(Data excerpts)

* begin *

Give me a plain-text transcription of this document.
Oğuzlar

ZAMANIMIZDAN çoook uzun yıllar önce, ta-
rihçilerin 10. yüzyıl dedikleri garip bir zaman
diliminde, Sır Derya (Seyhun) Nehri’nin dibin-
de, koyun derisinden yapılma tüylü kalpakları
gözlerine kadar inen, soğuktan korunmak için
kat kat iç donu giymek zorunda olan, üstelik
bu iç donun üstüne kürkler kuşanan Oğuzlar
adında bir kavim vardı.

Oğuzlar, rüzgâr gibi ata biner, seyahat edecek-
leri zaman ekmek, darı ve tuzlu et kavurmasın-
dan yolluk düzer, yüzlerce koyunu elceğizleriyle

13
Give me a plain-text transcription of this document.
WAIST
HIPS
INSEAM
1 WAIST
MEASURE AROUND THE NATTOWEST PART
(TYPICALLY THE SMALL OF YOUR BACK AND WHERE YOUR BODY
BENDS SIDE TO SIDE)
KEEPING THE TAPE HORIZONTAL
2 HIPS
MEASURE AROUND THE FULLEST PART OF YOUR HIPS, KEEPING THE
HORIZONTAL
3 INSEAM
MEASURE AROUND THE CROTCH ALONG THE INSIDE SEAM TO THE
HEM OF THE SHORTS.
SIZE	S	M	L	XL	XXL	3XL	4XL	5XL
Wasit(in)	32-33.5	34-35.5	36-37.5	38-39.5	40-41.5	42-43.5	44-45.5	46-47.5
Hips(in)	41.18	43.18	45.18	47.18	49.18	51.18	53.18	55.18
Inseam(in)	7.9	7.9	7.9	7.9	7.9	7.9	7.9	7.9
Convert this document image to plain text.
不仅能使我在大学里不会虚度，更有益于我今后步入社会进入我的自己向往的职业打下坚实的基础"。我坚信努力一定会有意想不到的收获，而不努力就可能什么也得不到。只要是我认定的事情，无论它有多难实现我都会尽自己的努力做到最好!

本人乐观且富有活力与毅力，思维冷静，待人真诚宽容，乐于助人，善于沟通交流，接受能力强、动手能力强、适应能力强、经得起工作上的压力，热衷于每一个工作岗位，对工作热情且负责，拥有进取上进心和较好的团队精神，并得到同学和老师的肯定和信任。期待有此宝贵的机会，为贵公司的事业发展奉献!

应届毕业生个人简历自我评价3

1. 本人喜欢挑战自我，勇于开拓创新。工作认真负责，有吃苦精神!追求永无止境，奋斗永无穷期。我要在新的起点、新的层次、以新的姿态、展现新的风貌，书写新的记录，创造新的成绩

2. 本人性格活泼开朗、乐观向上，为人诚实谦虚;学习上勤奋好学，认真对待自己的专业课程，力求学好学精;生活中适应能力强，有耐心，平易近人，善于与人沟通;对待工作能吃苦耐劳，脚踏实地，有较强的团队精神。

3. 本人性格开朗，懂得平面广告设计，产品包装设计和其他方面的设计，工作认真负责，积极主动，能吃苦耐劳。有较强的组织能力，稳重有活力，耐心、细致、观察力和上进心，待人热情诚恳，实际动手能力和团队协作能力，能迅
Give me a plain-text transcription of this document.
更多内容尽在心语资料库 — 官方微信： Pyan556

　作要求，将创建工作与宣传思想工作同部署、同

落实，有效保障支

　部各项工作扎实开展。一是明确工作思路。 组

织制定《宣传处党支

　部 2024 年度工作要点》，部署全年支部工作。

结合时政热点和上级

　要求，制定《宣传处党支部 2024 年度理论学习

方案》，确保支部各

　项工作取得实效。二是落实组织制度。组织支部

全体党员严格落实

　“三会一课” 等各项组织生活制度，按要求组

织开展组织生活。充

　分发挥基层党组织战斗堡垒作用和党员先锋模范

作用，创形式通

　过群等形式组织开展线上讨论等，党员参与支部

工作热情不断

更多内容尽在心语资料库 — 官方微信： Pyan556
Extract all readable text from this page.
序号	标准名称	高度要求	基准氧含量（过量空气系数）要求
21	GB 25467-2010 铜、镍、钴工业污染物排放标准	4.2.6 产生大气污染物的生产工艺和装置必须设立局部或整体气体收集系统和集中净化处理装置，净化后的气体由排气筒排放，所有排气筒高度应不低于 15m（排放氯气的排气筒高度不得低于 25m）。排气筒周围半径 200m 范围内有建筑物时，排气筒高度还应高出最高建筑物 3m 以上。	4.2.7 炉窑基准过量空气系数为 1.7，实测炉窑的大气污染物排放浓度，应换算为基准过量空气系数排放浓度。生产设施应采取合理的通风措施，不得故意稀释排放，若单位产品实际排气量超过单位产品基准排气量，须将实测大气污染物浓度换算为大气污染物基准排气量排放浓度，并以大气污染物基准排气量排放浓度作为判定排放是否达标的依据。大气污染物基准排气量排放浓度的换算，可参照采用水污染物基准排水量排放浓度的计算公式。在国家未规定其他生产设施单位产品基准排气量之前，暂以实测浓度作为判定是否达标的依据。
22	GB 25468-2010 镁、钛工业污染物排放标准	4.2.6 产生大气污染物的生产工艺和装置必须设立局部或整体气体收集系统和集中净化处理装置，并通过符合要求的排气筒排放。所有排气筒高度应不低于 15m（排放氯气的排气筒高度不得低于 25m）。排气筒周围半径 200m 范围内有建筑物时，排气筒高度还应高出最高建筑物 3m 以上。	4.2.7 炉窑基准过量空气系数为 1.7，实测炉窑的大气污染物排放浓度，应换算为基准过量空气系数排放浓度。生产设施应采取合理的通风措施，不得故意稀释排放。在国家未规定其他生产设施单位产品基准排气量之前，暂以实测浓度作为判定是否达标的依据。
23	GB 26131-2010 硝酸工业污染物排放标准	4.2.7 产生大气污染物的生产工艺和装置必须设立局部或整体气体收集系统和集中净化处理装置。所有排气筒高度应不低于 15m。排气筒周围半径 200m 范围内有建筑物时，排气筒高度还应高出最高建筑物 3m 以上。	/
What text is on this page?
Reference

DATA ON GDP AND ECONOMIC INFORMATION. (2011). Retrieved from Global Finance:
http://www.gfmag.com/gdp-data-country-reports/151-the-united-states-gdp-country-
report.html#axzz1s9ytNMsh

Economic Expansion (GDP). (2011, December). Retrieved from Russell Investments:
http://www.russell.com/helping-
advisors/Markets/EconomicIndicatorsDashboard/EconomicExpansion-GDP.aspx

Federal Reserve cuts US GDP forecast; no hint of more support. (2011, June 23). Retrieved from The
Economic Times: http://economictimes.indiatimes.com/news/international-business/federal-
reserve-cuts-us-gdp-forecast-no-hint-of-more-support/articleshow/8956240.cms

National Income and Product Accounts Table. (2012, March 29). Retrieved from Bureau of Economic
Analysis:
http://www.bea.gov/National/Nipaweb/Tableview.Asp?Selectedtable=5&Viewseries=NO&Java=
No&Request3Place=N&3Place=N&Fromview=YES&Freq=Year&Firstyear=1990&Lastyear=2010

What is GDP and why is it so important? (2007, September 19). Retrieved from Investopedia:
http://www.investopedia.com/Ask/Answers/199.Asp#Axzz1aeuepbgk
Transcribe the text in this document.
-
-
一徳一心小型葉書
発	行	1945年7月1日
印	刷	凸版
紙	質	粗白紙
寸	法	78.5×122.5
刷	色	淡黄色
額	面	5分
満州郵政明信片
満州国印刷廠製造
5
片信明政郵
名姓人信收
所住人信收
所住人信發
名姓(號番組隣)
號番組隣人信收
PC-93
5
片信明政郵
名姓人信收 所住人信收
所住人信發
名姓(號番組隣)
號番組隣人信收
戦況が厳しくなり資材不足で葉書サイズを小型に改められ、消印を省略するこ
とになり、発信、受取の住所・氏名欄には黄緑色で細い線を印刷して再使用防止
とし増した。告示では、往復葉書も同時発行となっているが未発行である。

* end *

Directions for this task: Extract all of the data above and output it character for character.

Reply:
Give me a plain-text transcription of this document.
Oğuzlar

ZAMANIMIZDAN çoook uzun yıllar önce, ta-
rihçilerin 10. yüzyıl dedikleri garip bir zaman
diliminde, Sır Derya (Seyhun) Nehri’nin dibin-
de, koyun derisinden yapılma tüylü kalpakları
gözlerine kadar inen, soğuktan korunmak için
kat kat iç donu giymek zorunda olan, üstelik
bu iç donun üstüne kürkler kuşanan Oğuzlar
adında bir kavim vardı.

Oğuzlar, rüzgâr gibi ata biner, seyahat edecek-
leri zaman ekmek, darı ve tuzlu et kavurmasın-
dan yolluk düzer, yüzlerce koyunu elceğizleriyle

13
Give me a plain-text transcription of this document.
WAIST
HIPS
INSEAM
1 WAIST
MEASURE AROUND THE NATTOWEST PART
(TYPICALLY THE SMALL OF YOUR BACK AND WHERE YOUR BODY
BENDS SIDE TO SIDE)
KEEPING THE TAPE HORIZONTAL
2 HIPS
MEASURE AROUND THE FULLEST PART OF YOUR HIPS, KEEPING THE
HORIZONTAL
3 INSEAM
MEASURE AROUND THE CROTCH ALONG THE INSIDE SEAM TO THE
HEM OF THE SHORTS.
SIZE	S	M	L	XL	XXL	3XL	4XL	5XL
Wasit(in)	32-33.5	34-35.5	36-37.5	38-39.5	40-41.5	42-43.5	44-45.5	46-47.5
Hips(in)	41.18	43.18	45.18	47.18	49.18	51.18	53.18	55.18
Inseam(in)	7.9	7.9	7.9	7.9	7.9	7.9	7.9	7.9
Convert this document image to plain text.
不仅能使我在大学里不会虚度，更有益于我今后步入社会进入我的自己向往的职业打下坚实的基础"。我坚信努力一定会有意想不到的收获，而不努力就可能什么也得不到。只要是我认定的事情，无论它有多难实现我都会尽自己的努力做到最好!

本人乐观且富有活力与毅力，思维冷静，待人真诚宽容，乐于助人，善于沟通交流，接受能力强、动手能力强、适应能力强、经得起工作上的压力，热衷于每一个工作岗位，对工作热情且负责，拥有进取上进心和较好的团队精神，并得到同学和老师的肯定和信任。期待有此宝贵的机会，为贵公司的事业发展奉献!

应届毕业生个人简历自我评价3

1. 本人喜欢挑战自我，勇于开拓创新。工作认真负责，有吃苦精神!追求永无止境，奋斗永无穷期。我要在新的起点、新的层次、以新的姿态、展现新的风貌，书写新的记录，创造新的成绩

2. 本人性格活泼开朗、乐观向上，为人诚实谦虚;学习上勤奋好学，认真对待自己的专业课程，力求学好学精;生活中适应能力强，有耐心，平易近人，善于与人沟通;对待工作能吃苦耐劳，脚踏实地，有较强的团队精神。

3. 本人性格开朗，懂得平面广告设计，产品包装设计和其他方面的设计，工作认真负责，积极主动，能吃苦耐劳。有较强的组织能力，稳重有活力，耐心、细致、观察力和上进心，待人热情诚恳，实际动手能力和团队协作能力，能迅
Give me a plain-text transcription of this document.
更多内容尽在心语资料库 — 官方微信： Pyan556

　作要求，将创建工作与宣传思想工作同部署、同

落实，有效保障支

　部各项工作扎实开展。一是明确工作思路。 组

织制定《宣传处党支

　部 2024 年度工作要点》，部署全年支部工作。

结合时政热点和上级

　要求，制定《宣传处党支部 2024 年度理论学习

方案》，确保支部各

　项工作取得实效。二是落实组织制度。组织支部

全体党员严格落实

　“三会一课” 等各项组织生活制度，按要求组

织开展组织生活。充

　分发挥基层党组织战斗堡垒作用和党员先锋模范

作用，创形式通

　过群等形式组织开展线上讨论等，党员参与支部

工作热情不断

更多内容尽在心语资料库 — 官方微信： Pyan556
Extract all readable text from this page.
序号	标准名称	高度要求	基准氧含量（过量空气系数）要求
21	GB 25467-2010 铜、镍、钴工业污染物排放标准	4.2.6 产生大气污染物的生产工艺和装置必须设立局部或整体气体收集系统和集中净化处理装置，净化后的气体由排气筒排放，所有排气筒高度应不低于 15m（排放氯气的排气筒高度不得低于 25m）。排气筒周围半径 200m 范围内有建筑物时，排气筒高度还应高出最高建筑物 3m 以上。	4.2.7 炉窑基准过量空气系数为 1.7，实测炉窑的大气污染物排放浓度，应换算为基准过量空气系数排放浓度。生产设施应采取合理的通风措施，不得故意稀释排放，若单位产品实际排气量超过单位产品基准排气量，须将实测大气污染物浓度换算为大气污染物基准排气量排放浓度，并以大气污染物基准排气量排放浓度作为判定排放是否达标的依据。大气污染物基准排气量排放浓度的换算，可参照采用水污染物基准排水量排放浓度的计算公式。在国家未规定其他生产设施单位产品基准排气量之前，暂以实测浓度作为判定是否达标的依据。
22	GB 25468-2010 镁、钛工业污染物排放标准	4.2.6 产生大气污染物的生产工艺和装置必须设立局部或整体气体收集系统和集中净化处理装置，并通过符合要求的排气筒排放。所有排气筒高度应不低于 15m（排放氯气的排气筒高度不得低于 25m）。排气筒周围半径 200m 范围内有建筑物时，排气筒高度还应高出最高建筑物 3m 以上。	4.2.7 炉窑基准过量空气系数为 1.7，实测炉窑的大气污染物排放浓度，应换算为基准过量空气系数排放浓度。生产设施应采取合理的通风措施，不得故意稀释排放。在国家未规定其他生产设施单位产品基准排气量之前，暂以实测浓度作为判定是否达标的依据。
23	GB 26131-2010 硝酸工业污染物排放标准	4.2.7 产生大气污染物的生产工艺和装置必须设立局部或整体气体收集系统和集中净化处理装置。所有排气筒高度应不低于 15m。排气筒周围半径 200m 范围内有建筑物时，排气筒高度还应高出最高建筑物 3m 以上。	/
What text is on this page?
Reference

DATA ON GDP AND ECONOMIC INFORMATION. (2011). Retrieved from Global Finance:
http://www.gfmag.com/gdp-data-country-reports/151-the-united-states-gdp-country-
report.html#axzz1s9ytNMsh

Economic Expansion (GDP). (2011, December). Retrieved from Russell Investments:
http://www.russell.com/helping-
advisors/Markets/EconomicIndicatorsDashboard/EconomicExpansion-GDP.aspx

Federal Reserve cuts US GDP forecast; no hint of more support. (2011, June 23). Retrieved from The
Economic Times: http://economictimes.indiatimes.com/news/international-business/federal-
reserve-cuts-us-gdp-forecast-no-hint-of-more-support/articleshow/8956240.cms

National Income and Product Accounts Table. (2012, March 29). Retrieved from Bureau of Economic
Analysis:
http://www.bea.gov/National/Nipaweb/Tableview.Asp?Selectedtable=5&Viewseries=NO&Java=
No&Request3Place=N&3Place=N&Fromview=YES&Freq=Year&Firstyear=1990&Lastyear=2010

What is GDP and why is it so important? (2007, September 19). Retrieved from Investopedia:
http://www.investopedia.com/Ask/Answers/199.Asp#Axzz1aeuepbgk
Transcribe the text in this document.
-
-
一徳一心小型葉書
発	行	1945年7月1日
印	刷	凸版
紙	質	粗白紙
寸	法	78.5×122.5
刷	色	淡黄色
額	面	5分
満州郵政明信片
満州国印刷廠製造
5
片信明政郵
名姓人信收
所住人信收
所住人信發
名姓(號番組隣)
號番組隣人信收
PC-93
5
片信明政郵
名姓人信收 所住人信收
所住人信發
名姓(號番組隣)
號番組隣人信收
戦況が厳しくなり資材不足で葉書サイズを小型に改められ、消印を省略するこ
とになり、発信、受取の住所・氏名欄には黄緑色で細い線を印刷して再使用防止
とし増した。告示では、往復葉書も同時発行となっているが未発行である。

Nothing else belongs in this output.